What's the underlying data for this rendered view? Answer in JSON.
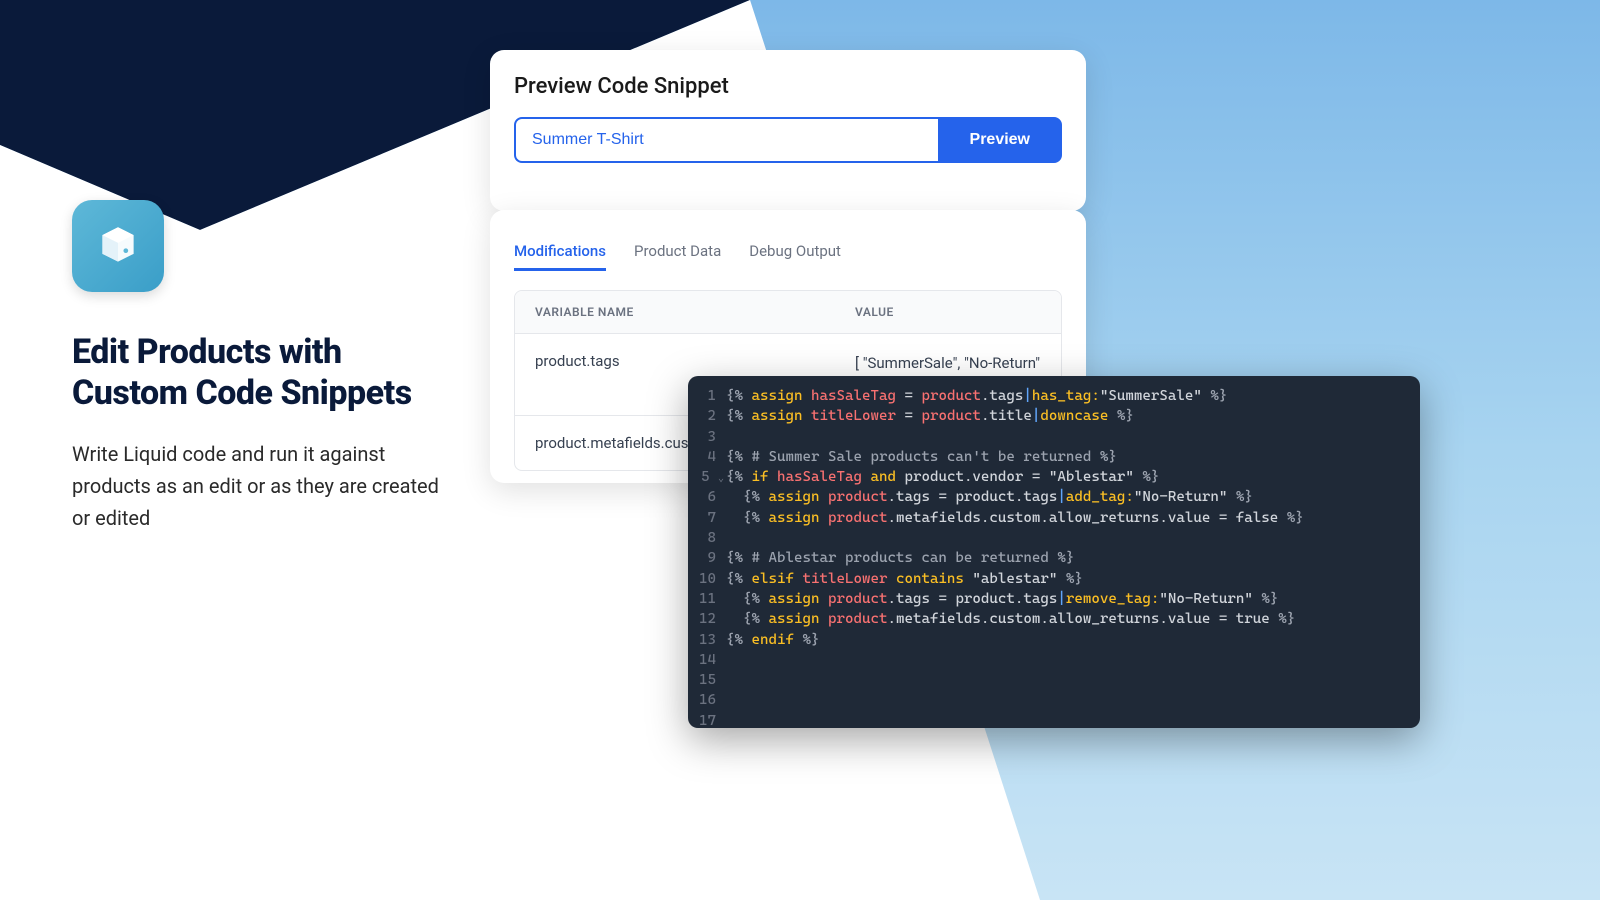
{
  "left": {
    "heading": "Edit Products with Custom Code Snippets",
    "subheading": "Write Liquid code and run it against products as an edit or as they are created or edited"
  },
  "preview": {
    "title": "Preview Code Snippet",
    "input_value": "Summer T-Shirt",
    "button_label": "Preview"
  },
  "tabs": {
    "items": [
      {
        "label": "Modifications",
        "active": true
      },
      {
        "label": "Product Data",
        "active": false
      },
      {
        "label": "Debug Output",
        "active": false
      }
    ]
  },
  "table": {
    "headers": {
      "name": "Variable Name",
      "value": "Value"
    },
    "rows": [
      {
        "name": "product.tags",
        "value": "[ \"SummerSale\", \"No-Return\" ]"
      },
      {
        "name": "product.metafields.custo",
        "value": ""
      }
    ]
  },
  "code": {
    "lines": [
      {
        "n": 1,
        "tokens": [
          [
            "tag",
            "{% "
          ],
          [
            "keyword",
            "assign"
          ],
          [
            "prop",
            " "
          ],
          [
            "var",
            "hasSaleTag"
          ],
          [
            "prop",
            " = "
          ],
          [
            "obj",
            "product"
          ],
          [
            "prop",
            ".tags"
          ],
          [
            "pipe",
            "|"
          ],
          [
            "filter",
            "has_tag:"
          ],
          [
            "string",
            "\"SummerSale\""
          ],
          [
            "tag",
            " %}"
          ]
        ]
      },
      {
        "n": 2,
        "tokens": [
          [
            "tag",
            "{% "
          ],
          [
            "keyword",
            "assign"
          ],
          [
            "prop",
            " "
          ],
          [
            "var",
            "titleLower"
          ],
          [
            "prop",
            " = "
          ],
          [
            "obj",
            "product"
          ],
          [
            "prop",
            ".title"
          ],
          [
            "pipe",
            "|"
          ],
          [
            "filter",
            "downcase"
          ],
          [
            "tag",
            " %}"
          ]
        ]
      },
      {
        "n": 3,
        "tokens": []
      },
      {
        "n": 4,
        "tokens": [
          [
            "tag",
            "{% "
          ],
          [
            "comment",
            "# Summer Sale products can't be returned"
          ],
          [
            "tag",
            " %}"
          ]
        ]
      },
      {
        "n": 5,
        "fold": true,
        "tokens": [
          [
            "tag",
            "{% "
          ],
          [
            "keyword",
            "if"
          ],
          [
            "prop",
            " "
          ],
          [
            "var",
            "hasSaleTag"
          ],
          [
            "prop",
            " "
          ],
          [
            "keyword",
            "and"
          ],
          [
            "prop",
            " product.vendor = \"Ablestar\""
          ],
          [
            "tag",
            " %}"
          ]
        ]
      },
      {
        "n": 6,
        "tokens": [
          [
            "prop",
            "  "
          ],
          [
            "tag",
            "{% "
          ],
          [
            "keyword",
            "assign"
          ],
          [
            "prop",
            " "
          ],
          [
            "obj",
            "product"
          ],
          [
            "prop",
            ".tags = product.tags"
          ],
          [
            "pipe",
            "|"
          ],
          [
            "filter",
            "add_tag:"
          ],
          [
            "string",
            "\"No-Return\""
          ],
          [
            "tag",
            " %}"
          ]
        ]
      },
      {
        "n": 7,
        "tokens": [
          [
            "prop",
            "  "
          ],
          [
            "tag",
            "{% "
          ],
          [
            "keyword",
            "assign"
          ],
          [
            "prop",
            " "
          ],
          [
            "obj",
            "product"
          ],
          [
            "prop",
            ".metafields.custom.allow_returns.value = false"
          ],
          [
            "tag",
            " %}"
          ]
        ]
      },
      {
        "n": 8,
        "tokens": []
      },
      {
        "n": 9,
        "tokens": [
          [
            "tag",
            "{% "
          ],
          [
            "comment",
            "# Ablestar products can be returned"
          ],
          [
            "tag",
            " %}"
          ]
        ]
      },
      {
        "n": 10,
        "tokens": [
          [
            "tag",
            "{% "
          ],
          [
            "keyword",
            "elsif"
          ],
          [
            "prop",
            " "
          ],
          [
            "var",
            "titleLower"
          ],
          [
            "prop",
            " "
          ],
          [
            "keyword",
            "contains"
          ],
          [
            "prop",
            " \"ablestar\""
          ],
          [
            "tag",
            " %}"
          ]
        ]
      },
      {
        "n": 11,
        "tokens": [
          [
            "prop",
            "  "
          ],
          [
            "tag",
            "{% "
          ],
          [
            "keyword",
            "assign"
          ],
          [
            "prop",
            " "
          ],
          [
            "obj",
            "product"
          ],
          [
            "prop",
            ".tags = product.tags"
          ],
          [
            "pipe",
            "|"
          ],
          [
            "filter",
            "remove_tag:"
          ],
          [
            "string",
            "\"No-Return\""
          ],
          [
            "tag",
            " %}"
          ]
        ]
      },
      {
        "n": 12,
        "tokens": [
          [
            "prop",
            "  "
          ],
          [
            "tag",
            "{% "
          ],
          [
            "keyword",
            "assign"
          ],
          [
            "prop",
            " "
          ],
          [
            "obj",
            "product"
          ],
          [
            "prop",
            ".metafields.custom.allow_returns.value = true"
          ],
          [
            "tag",
            " %}"
          ]
        ]
      },
      {
        "n": 13,
        "tokens": [
          [
            "tag",
            "{% "
          ],
          [
            "keyword",
            "endif"
          ],
          [
            "tag",
            " %}"
          ]
        ]
      },
      {
        "n": 14,
        "tokens": []
      },
      {
        "n": 15,
        "tokens": []
      },
      {
        "n": 16,
        "tokens": []
      },
      {
        "n": 17,
        "tokens": []
      }
    ]
  }
}
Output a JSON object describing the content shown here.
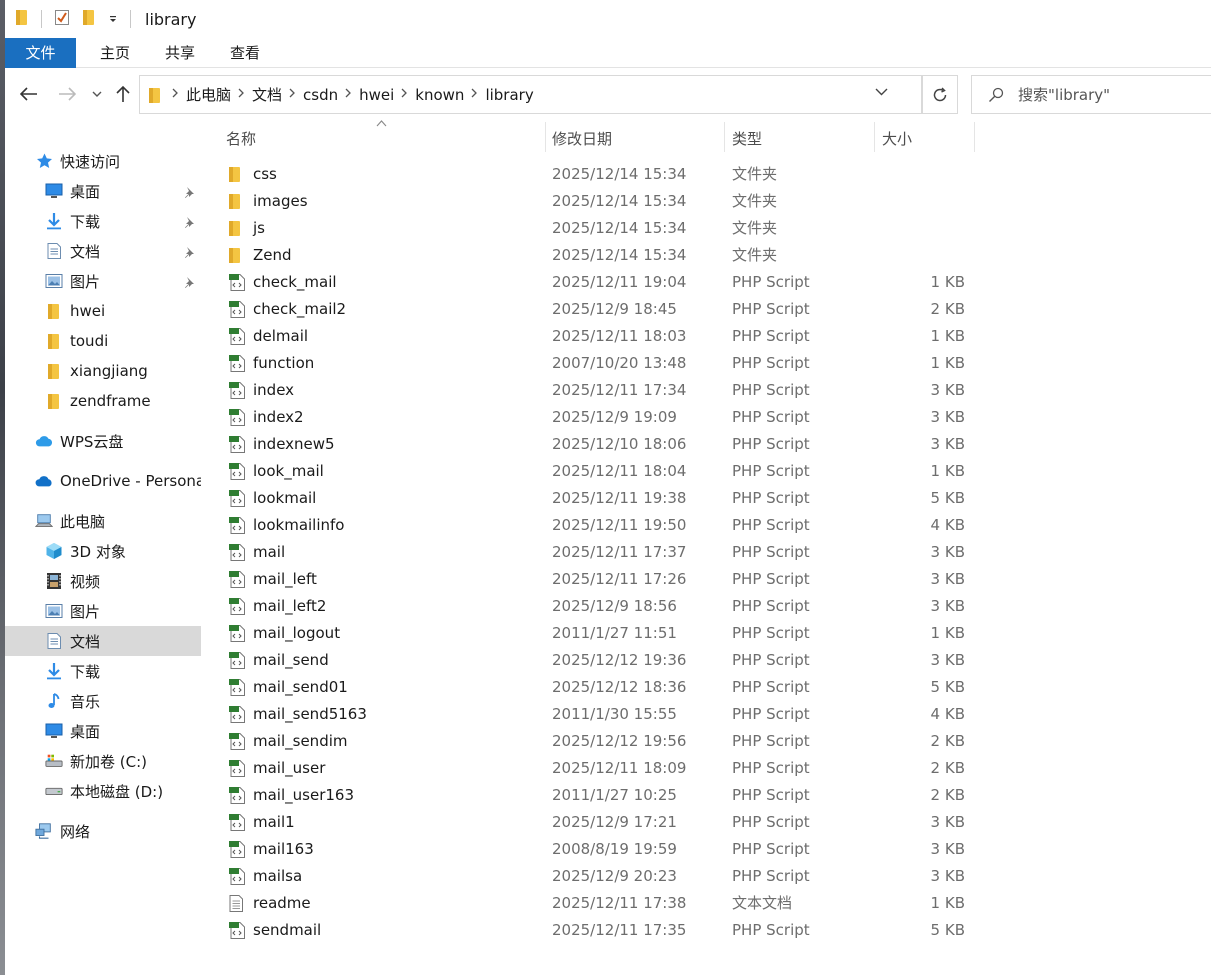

__________

### Exercise details
Quote all of the entries word for word, omitting any pictures.

### Solution to this exercise
What's the underlying data for this rendered view? Answer in JSON.
{
  "left": {
    "heading": "Edit Products with Custom Code Snippets",
    "subheading": "Write Liquid code and run it against products as an edit or as they are created or edited"
  },
  "preview": {
    "title": "Preview Code Snippet",
    "input_value": "Summer T-Shirt",
    "button_label": "Preview"
  },
  "tabs": {
    "items": [
      {
        "label": "Modifications",
        "active": true
      },
      {
        "label": "Product Data",
        "active": false
      },
      {
        "label": "Debug Output",
        "active": false
      }
    ]
  },
  "table": {
    "headers": {
      "name": "Variable Name",
      "value": "Value"
    },
    "rows": [
      {
        "name": "product.tags",
        "value": "[ \"SummerSale\", \"No-Return\" ]"
      },
      {
        "name": "product.metafields.custo",
        "value": ""
      }
    ]
  },
  "code": {
    "lines": [
      {
        "n": 1,
        "tokens": [
          [
            "tag",
            "{% "
          ],
          [
            "keyword",
            "assign"
          ],
          [
            "prop",
            " "
          ],
          [
            "var",
            "hasSaleTag"
          ],
          [
            "prop",
            " = "
          ],
          [
            "obj",
            "product"
          ],
          [
            "prop",
            ".tags"
          ],
          [
            "pipe",
            "|"
          ],
          [
            "filter",
            "has_tag:"
          ],
          [
            "string",
            "\"SummerSale\""
          ],
          [
            "tag",
            " %}"
          ]
        ]
      },
      {
        "n": 2,
        "tokens": [
          [
            "tag",
            "{% "
          ],
          [
            "keyword",
            "assign"
          ],
          [
            "prop",
            " "
          ],
          [
            "var",
            "titleLower"
          ],
          [
            "prop",
            " = "
          ],
          [
            "obj",
            "product"
          ],
          [
            "prop",
            ".title"
          ],
          [
            "pipe",
            "|"
          ],
          [
            "filter",
            "downcase"
          ],
          [
            "tag",
            " %}"
          ]
        ]
      },
      {
        "n": 3,
        "tokens": []
      },
      {
        "n": 4,
        "tokens": [
          [
            "tag",
            "{% "
          ],
          [
            "comment",
            "# Summer Sale products can't be returned"
          ],
          [
            "tag",
            " %}"
          ]
        ]
      },
      {
        "n": 5,
        "fold": true,
        "tokens": [
          [
            "tag",
            "{% "
          ],
          [
            "keyword",
            "if"
          ],
          [
            "prop",
            " "
          ],
          [
            "var",
            "hasSaleTag"
          ],
          [
            "prop",
            " "
          ],
          [
            "keyword",
            "and"
          ],
          [
            "prop",
            " product.vendor = \"Ablestar\""
          ],
          [
            "tag",
            " %}"
          ]
        ]
      },
      {
        "n": 6,
        "tokens": [
          [
            "prop",
            "  "
          ],
          [
            "tag",
            "{% "
          ],
          [
            "keyword",
            "assign"
          ],
          [
            "prop",
            " "
          ],
          [
            "obj",
            "product"
          ],
          [
            "prop",
            ".tags = product.tags"
          ],
          [
            "pipe",
            "|"
          ],
          [
            "filter",
            "add_tag:"
          ],
          [
            "string",
            "\"No-Return\""
          ],
          [
            "tag",
            " %}"
          ]
        ]
      },
      {
        "n": 7,
        "tokens": [
          [
            "prop",
            "  "
          ],
          [
            "tag",
            "{% "
          ],
          [
            "keyword",
            "assign"
          ],
          [
            "prop",
            " "
          ],
          [
            "obj",
            "product"
          ],
          [
            "prop",
            ".metafields.custom.allow_returns.value = false"
          ],
          [
            "tag",
            " %}"
          ]
        ]
      },
      {
        "n": 8,
        "tokens": []
      },
      {
        "n": 9,
        "tokens": [
          [
            "tag",
            "{% "
          ],
          [
            "comment",
            "# Ablestar products can be returned"
          ],
          [
            "tag",
            " %}"
          ]
        ]
      },
      {
        "n": 10,
        "tokens": [
          [
            "tag",
            "{% "
          ],
          [
            "keyword",
            "elsif"
          ],
          [
            "prop",
            " "
          ],
          [
            "var",
            "titleLower"
          ],
          [
            "prop",
            " "
          ],
          [
            "keyword",
            "contains"
          ],
          [
            "prop",
            " \"ablestar\""
          ],
          [
            "tag",
            " %}"
          ]
        ]
      },
      {
        "n": 11,
        "tokens": [
          [
            "prop",
            "  "
          ],
          [
            "tag",
            "{% "
          ],
          [
            "keyword",
            "assign"
          ],
          [
            "prop",
            " "
          ],
          [
            "obj",
            "product"
          ],
          [
            "prop",
            ".tags = product.tags"
          ],
          [
            "pipe",
            "|"
          ],
          [
            "filter",
            "remove_tag:"
          ],
          [
            "string",
            "\"No-Return\""
          ],
          [
            "tag",
            " %}"
          ]
        ]
      },
      {
        "n": 12,
        "tokens": [
          [
            "prop",
            "  "
          ],
          [
            "tag",
            "{% "
          ],
          [
            "keyword",
            "assign"
          ],
          [
            "prop",
            " "
          ],
          [
            "obj",
            "product"
          ],
          [
            "prop",
            ".metafields.custom.allow_returns.value = true"
          ],
          [
            "tag",
            " %}"
          ]
        ]
      },
      {
        "n": 13,
        "tokens": [
          [
            "tag",
            "{% "
          ],
          [
            "keyword",
            "endif"
          ],
          [
            "tag",
            " %}"
          ]
        ]
      },
      {
        "n": 14,
        "tokens": []
      },
      {
        "n": 15,
        "tokens": []
      },
      {
        "n": 16,
        "tokens": []
      },
      {
        "n": 17,
        "tokens": []
      }
    ]
  }
}
Output a JSON object describing the content shown here.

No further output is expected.